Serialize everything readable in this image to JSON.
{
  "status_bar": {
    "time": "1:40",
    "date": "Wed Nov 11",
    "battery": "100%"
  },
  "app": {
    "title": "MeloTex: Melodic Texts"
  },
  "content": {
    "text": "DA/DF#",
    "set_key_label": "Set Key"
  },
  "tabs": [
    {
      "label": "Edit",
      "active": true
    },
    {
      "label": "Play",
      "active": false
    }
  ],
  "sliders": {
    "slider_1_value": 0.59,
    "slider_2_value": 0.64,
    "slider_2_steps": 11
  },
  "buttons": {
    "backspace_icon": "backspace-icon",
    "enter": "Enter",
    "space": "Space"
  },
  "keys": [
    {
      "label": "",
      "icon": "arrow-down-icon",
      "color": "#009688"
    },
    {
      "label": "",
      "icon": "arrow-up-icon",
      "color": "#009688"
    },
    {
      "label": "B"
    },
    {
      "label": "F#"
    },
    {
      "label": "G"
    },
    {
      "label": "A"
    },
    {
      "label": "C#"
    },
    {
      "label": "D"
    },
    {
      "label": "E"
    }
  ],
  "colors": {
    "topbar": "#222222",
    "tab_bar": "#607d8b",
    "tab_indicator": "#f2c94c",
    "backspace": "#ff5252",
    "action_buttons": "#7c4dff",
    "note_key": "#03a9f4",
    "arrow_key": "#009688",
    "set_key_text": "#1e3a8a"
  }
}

● ● ● ●

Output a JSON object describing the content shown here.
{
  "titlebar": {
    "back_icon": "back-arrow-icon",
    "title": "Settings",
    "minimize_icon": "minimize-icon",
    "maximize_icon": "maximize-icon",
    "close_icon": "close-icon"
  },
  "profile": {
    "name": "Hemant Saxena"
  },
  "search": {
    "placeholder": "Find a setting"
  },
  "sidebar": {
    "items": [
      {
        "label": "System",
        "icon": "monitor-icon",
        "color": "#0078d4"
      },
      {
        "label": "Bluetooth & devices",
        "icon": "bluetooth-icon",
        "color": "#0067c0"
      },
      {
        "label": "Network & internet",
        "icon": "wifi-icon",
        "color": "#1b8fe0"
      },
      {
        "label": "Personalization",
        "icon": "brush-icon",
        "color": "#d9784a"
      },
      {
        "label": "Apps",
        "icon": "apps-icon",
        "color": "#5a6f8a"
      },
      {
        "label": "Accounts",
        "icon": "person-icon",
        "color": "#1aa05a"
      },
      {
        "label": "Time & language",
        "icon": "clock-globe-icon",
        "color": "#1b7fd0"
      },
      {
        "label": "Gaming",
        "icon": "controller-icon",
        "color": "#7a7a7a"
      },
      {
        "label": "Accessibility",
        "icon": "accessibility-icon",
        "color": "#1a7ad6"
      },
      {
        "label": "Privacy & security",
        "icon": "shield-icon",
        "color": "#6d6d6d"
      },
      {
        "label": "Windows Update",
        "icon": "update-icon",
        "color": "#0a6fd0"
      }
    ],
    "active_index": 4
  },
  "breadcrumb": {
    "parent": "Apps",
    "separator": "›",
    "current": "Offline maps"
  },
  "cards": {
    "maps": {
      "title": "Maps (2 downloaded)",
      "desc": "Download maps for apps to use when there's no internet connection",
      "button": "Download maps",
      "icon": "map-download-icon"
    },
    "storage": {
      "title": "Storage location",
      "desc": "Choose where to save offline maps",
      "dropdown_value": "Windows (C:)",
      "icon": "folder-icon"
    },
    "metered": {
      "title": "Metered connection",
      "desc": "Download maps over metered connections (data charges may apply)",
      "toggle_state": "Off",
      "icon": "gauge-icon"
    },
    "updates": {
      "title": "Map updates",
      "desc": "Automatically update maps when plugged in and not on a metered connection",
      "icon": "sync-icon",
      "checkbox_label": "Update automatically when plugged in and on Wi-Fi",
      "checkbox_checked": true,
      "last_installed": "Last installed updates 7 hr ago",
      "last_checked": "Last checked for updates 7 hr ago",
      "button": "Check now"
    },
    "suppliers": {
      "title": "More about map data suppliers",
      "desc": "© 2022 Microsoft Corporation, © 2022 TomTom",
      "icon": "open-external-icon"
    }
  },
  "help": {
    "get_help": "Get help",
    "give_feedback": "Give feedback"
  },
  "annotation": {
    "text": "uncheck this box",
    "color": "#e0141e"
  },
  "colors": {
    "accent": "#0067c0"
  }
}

● ● ● ●

WHAT YOU ARE ASKED TO DO: Respond with the number of lines containing "when" and no additional words.

WRITTEN SOLUTION: 3